- EXERCISE DIRECTIONS: Your task is to copy every line of this material exactly.
§ §
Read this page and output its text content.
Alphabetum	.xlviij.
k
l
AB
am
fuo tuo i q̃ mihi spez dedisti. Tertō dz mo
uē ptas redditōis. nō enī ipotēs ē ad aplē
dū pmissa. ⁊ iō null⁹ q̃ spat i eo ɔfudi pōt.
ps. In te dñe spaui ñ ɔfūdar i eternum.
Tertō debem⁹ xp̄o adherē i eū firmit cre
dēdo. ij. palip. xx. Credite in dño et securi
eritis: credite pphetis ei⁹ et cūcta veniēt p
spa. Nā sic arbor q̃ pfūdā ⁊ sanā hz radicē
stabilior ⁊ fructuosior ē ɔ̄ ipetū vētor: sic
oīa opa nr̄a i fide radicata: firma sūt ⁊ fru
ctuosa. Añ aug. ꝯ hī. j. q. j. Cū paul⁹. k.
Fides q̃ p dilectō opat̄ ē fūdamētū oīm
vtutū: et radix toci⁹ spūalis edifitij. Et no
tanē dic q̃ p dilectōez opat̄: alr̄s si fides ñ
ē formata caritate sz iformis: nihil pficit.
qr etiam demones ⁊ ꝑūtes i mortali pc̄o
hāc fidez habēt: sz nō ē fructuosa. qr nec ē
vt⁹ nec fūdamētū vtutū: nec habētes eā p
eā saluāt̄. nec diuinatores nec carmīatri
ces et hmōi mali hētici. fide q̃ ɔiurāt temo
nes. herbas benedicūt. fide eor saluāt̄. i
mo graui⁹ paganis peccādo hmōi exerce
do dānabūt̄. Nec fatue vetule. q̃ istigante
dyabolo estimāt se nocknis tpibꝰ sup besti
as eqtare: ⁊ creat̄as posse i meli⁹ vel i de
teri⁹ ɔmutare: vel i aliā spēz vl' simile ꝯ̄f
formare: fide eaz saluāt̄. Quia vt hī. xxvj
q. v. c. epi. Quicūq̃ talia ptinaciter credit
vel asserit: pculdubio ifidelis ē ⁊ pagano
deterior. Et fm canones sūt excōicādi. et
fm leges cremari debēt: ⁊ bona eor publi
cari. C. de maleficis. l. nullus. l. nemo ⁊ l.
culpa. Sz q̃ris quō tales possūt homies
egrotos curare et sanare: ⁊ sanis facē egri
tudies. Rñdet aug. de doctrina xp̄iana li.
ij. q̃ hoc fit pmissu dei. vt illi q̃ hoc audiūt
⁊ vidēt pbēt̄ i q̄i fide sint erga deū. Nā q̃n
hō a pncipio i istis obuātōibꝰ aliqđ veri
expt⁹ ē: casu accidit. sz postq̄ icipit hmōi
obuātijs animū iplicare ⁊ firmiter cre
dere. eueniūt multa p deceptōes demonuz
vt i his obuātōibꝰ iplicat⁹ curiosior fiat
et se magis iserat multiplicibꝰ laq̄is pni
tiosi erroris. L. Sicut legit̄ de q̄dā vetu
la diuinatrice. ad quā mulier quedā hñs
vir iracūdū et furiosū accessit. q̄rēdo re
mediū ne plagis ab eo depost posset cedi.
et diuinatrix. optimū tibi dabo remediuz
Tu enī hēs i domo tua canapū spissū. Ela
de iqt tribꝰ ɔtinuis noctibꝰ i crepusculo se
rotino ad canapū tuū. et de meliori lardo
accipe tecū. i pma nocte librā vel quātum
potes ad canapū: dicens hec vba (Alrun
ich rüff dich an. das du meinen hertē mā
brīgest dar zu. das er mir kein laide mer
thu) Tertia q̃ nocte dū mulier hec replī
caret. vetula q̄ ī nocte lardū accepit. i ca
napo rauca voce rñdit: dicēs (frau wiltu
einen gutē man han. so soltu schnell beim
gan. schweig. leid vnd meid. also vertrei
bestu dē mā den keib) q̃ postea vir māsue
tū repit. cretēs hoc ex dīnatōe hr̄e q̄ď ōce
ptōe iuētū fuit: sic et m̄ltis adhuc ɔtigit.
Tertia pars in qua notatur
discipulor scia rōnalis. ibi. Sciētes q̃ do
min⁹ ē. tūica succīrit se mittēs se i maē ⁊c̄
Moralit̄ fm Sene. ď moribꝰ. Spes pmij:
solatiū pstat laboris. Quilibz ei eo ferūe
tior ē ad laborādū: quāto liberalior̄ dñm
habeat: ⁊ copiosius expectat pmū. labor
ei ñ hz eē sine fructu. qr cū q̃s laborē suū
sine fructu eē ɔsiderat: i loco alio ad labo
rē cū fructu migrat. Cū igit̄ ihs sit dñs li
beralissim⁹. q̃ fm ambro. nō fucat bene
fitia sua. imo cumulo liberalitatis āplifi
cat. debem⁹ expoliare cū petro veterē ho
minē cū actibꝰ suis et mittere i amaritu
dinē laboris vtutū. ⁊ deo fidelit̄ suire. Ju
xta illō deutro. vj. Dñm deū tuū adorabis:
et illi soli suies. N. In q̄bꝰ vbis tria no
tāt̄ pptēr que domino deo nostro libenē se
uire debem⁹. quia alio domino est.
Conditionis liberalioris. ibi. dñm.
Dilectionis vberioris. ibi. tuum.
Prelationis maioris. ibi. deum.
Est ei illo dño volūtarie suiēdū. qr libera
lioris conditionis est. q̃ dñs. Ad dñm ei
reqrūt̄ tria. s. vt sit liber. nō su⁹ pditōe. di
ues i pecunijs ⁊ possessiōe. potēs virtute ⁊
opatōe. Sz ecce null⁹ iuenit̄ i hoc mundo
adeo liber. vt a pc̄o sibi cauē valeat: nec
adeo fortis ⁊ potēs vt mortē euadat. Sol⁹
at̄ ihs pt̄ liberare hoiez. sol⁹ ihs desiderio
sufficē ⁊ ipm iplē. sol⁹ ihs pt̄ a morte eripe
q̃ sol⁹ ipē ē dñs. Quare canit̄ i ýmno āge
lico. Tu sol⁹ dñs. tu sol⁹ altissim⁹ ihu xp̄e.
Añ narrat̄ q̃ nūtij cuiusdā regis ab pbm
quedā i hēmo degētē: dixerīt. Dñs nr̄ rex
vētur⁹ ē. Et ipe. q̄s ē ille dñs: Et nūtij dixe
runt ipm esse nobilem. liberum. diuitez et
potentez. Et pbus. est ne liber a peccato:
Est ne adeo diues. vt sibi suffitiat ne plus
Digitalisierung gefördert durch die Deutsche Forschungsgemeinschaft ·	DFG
§ §
- ANSWER TO THIS PROBLEM:
Read this page and output its text content.
Alphabetum	.xlviij.
k
l
AB
am
fuo tuo i q̃ mihi spez dedisti. Tertō dz mo
uē ptas redditōis. nō enī ipotēs ē ad aplē
dū pmissa. ⁊ iō null⁹ q̃ spat i eo ɔfudi pōt.
ps. In te dñe spaui ñ ɔfūdar i eternum.
Tertō debem⁹ xp̄o adherē i eū firmit cre
dēdo. ij. palip. xx. Credite in dño et securi
eritis: credite pphetis ei⁹ et cūcta veniēt p
spa. Nā sic arbor q̃ pfūdā ⁊ sanā hz radicē
stabilior ⁊ fructuosior ē ɔ̄ ipetū vētor: sic
oīa opa nr̄a i fide radicata: firma sūt ⁊ fru
ctuosa. Añ aug. ꝯ hī. j. q. j. Cū paul⁹. k.
Fides q̃ p dilectō opat̄ ē fūdamētū oīm
vtutū: et radix toci⁹ spūalis edifitij. Et no
tanē dic q̃ p dilectōez opat̄: alr̄s si fides ñ
ē formata caritate sz iformis: nihil pficit.
qr etiam demones ⁊ ꝑūtes i mortali pc̄o
hāc fidez habēt: sz nō ē fructuosa. qr nec ē
vt⁹ nec fūdamētū vtutū: nec habētes eā p
eā saluāt̄. nec diuinatores nec carmīatri
ces et hmōi mali hētici. fide q̃ ɔiurāt temo
nes. herbas benedicūt. fide eor saluāt̄. i
mo graui⁹ paganis peccādo hmōi exerce
do dānabūt̄. Nec fatue vetule. q̃ istigante
dyabolo estimāt se nocknis tpibꝰ sup besti
as eqtare: ⁊ creat̄as posse i meli⁹ vel i de
teri⁹ ɔmutare: vel i aliā spēz vl' simile ꝯ̄f
formare: fide eaz saluāt̄. Quia vt hī. xxvj
q. v. c. epi. Quicūq̃ talia ptinaciter credit
vel asserit: pculdubio ifidelis ē ⁊ pagano
deterior. Et fm canones sūt excōicādi. et
fm leges cremari debēt: ⁊ bona eor publi
cari. C. de maleficis. l. nullus. l. nemo ⁊ l.
culpa. Sz q̃ris quō tales possūt homies
egrotos curare et sanare: ⁊ sanis facē egri
tudies. Rñdet aug. de doctrina xp̄iana li.
ij. q̃ hoc fit pmissu dei. vt illi q̃ hoc audiūt
⁊ vidēt pbēt̄ i q̄i fide sint erga deū. Nā q̃n
hō a pncipio i istis obuātōibꝰ aliqđ veri
expt⁹ ē: casu accidit. sz postq̄ icipit hmōi
obuātijs animū iplicare ⁊ firmiter cre
dere. eueniūt multa p deceptōes demonuz
vt i his obuātōibꝰ iplicat⁹ curiosior fiat
et se magis iserat multiplicibꝰ laq̄is pni
tiosi erroris. L. Sicut legit̄ de q̄dā vetu
la diuinatrice. ad quā mulier quedā hñs
vir iracūdū et furiosū accessit. q̄rēdo re
mediū ne plagis ab eo depost posset cedi.
et diuinatrix. optimū tibi dabo remediuz
Tu enī hēs i domo tua canapū spissū. Ela
de iqt tribꝰ ɔtinuis noctibꝰ i crepusculo se
rotino ad canapū tuū. et de meliori lardo
accipe tecū. i pma nocte librā vel quātum
potes ad canapū: dicens hec vba (Alrun
ich rüff dich an. das du meinen hertē mā
brīgest dar zu. das er mir kein laide mer
thu) Tertia q̃ nocte dū mulier hec replī
caret. vetula q̄ ī nocte lardū accepit. i ca
napo rauca voce rñdit: dicēs (frau wiltu
einen gutē man han. so soltu schnell beim
gan. schweig. leid vnd meid. also vertrei
bestu dē mā den keib) q̃ postea vir māsue
tū repit. cretēs hoc ex dīnatōe hr̄e q̄ď ōce
ptōe iuētū fuit: sic et m̄ltis adhuc ɔtigit.
Tertia pars in qua notatur
discipulor scia rōnalis. ibi. Sciētes q̃ do
min⁹ ē. tūica succīrit se mittēs se i maē ⁊c̄
Moralit̄ fm Sene. ď moribꝰ. Spes pmij:
solatiū pstat laboris. Quilibz ei eo ferūe
tior ē ad laborādū: quāto liberalior̄ dñm
habeat: ⁊ copiosius expectat pmū. labor
ei ñ hz eē sine fructu. qr cū q̃s laborē suū
sine fructu eē ɔsiderat: i loco alio ad labo
rē cū fructu migrat. Cū igit̄ ihs sit dñs li
beralissim⁹. q̃ fm ambro. nō fucat bene
fitia sua. imo cumulo liberalitatis āplifi
cat. debem⁹ expoliare cū petro veterē ho
minē cū actibꝰ suis et mittere i amaritu
dinē laboris vtutū. ⁊ deo fidelit̄ suire. Ju
xta illō deutro. vj. Dñm deū tuū adorabis:
et illi soli suies. N. In q̄bꝰ vbis tria no
tāt̄ pptēr que domino deo nostro libenē se
uire debem⁹. quia alio domino est.
Conditionis liberalioris. ibi. dñm.
Dilectionis vberioris. ibi. tuum.
Prelationis maioris. ibi. deum.
Est ei illo dño volūtarie suiēdū. qr libera
lioris conditionis est. q̃ dñs. Ad dñm ei
reqrūt̄ tria. s. vt sit liber. nō su⁹ pditōe. di
ues i pecunijs ⁊ possessiōe. potēs virtute ⁊
opatōe. Sz ecce null⁹ iuenit̄ i hoc mundo
adeo liber. vt a pc̄o sibi cauē valeat: nec
adeo fortis ⁊ potēs vt mortē euadat. Sol⁹
at̄ ihs pt̄ liberare hoiez. sol⁹ ihs desiderio
sufficē ⁊ ipm iplē. sol⁹ ihs pt̄ a morte eripe
q̃ sol⁹ ipē ē dñs. Quare canit̄ i ýmno āge
lico. Tu sol⁹ dñs. tu sol⁹ altissim⁹ ihu xp̄e.
Añ narrat̄ q̃ nūtij cuiusdā regis ab pbm
quedā i hēmo degētē: dixerīt. Dñs nr̄ rex
vētur⁹ ē. Et ipe. q̄s ē ille dñs: Et nūtij dixe
runt ipm esse nobilem. liberum. diuitez et
potentez. Et pbus. est ne liber a peccato:
Est ne adeo diues. vt sibi suffitiat ne plus
Digitalisierung gefördert durch die Deutsche Forschungsgemeinschaft ·	DFG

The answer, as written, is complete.